* _WORK TO DO_
Repeat, exactly and completely, the entries shown underneath.

* _RECORDS TO PROCESS_
* * * * * * * * *

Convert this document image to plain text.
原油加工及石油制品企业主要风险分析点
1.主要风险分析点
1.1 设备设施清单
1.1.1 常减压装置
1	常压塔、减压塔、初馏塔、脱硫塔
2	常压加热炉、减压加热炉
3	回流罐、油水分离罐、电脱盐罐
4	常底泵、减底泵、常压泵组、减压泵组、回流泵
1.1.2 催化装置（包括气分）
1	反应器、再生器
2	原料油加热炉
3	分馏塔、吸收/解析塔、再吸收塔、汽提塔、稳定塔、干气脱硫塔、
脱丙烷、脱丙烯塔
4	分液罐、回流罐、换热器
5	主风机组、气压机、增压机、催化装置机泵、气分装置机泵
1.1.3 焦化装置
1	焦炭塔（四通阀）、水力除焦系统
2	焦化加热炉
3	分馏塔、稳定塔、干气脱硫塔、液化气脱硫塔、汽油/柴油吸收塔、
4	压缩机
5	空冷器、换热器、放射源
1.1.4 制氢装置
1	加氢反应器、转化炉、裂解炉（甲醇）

* * * * * * * * *

* _FULL OUTPUT_
Convert this document image to plain text.
原油加工及石油制品企业主要风险分析点
1.主要风险分析点
1.1 设备设施清单
1.1.1 常减压装置
1	常压塔、减压塔、初馏塔、脱硫塔
2	常压加热炉、减压加热炉
3	回流罐、油水分离罐、电脱盐罐
4	常底泵、减底泵、常压泵组、减压泵组、回流泵
1.1.2 催化装置（包括气分）
1	反应器、再生器
2	原料油加热炉
3	分馏塔、吸收/解析塔、再吸收塔、汽提塔、稳定塔、干气脱硫塔、
脱丙烷、脱丙烯塔
4	分液罐、回流罐、换热器
5	主风机组、气压机、增压机、催化装置机泵、气分装置机泵
1.1.3 焦化装置
1	焦炭塔（四通阀）、水力除焦系统
2	焦化加热炉
3	分馏塔、稳定塔、干气脱硫塔、液化气脱硫塔、汽油/柴油吸收塔、
4	压缩机
5	空冷器、换热器、放射源
1.1.4 制氢装置
1	加氢反应器、转化炉、裂解炉（甲醇）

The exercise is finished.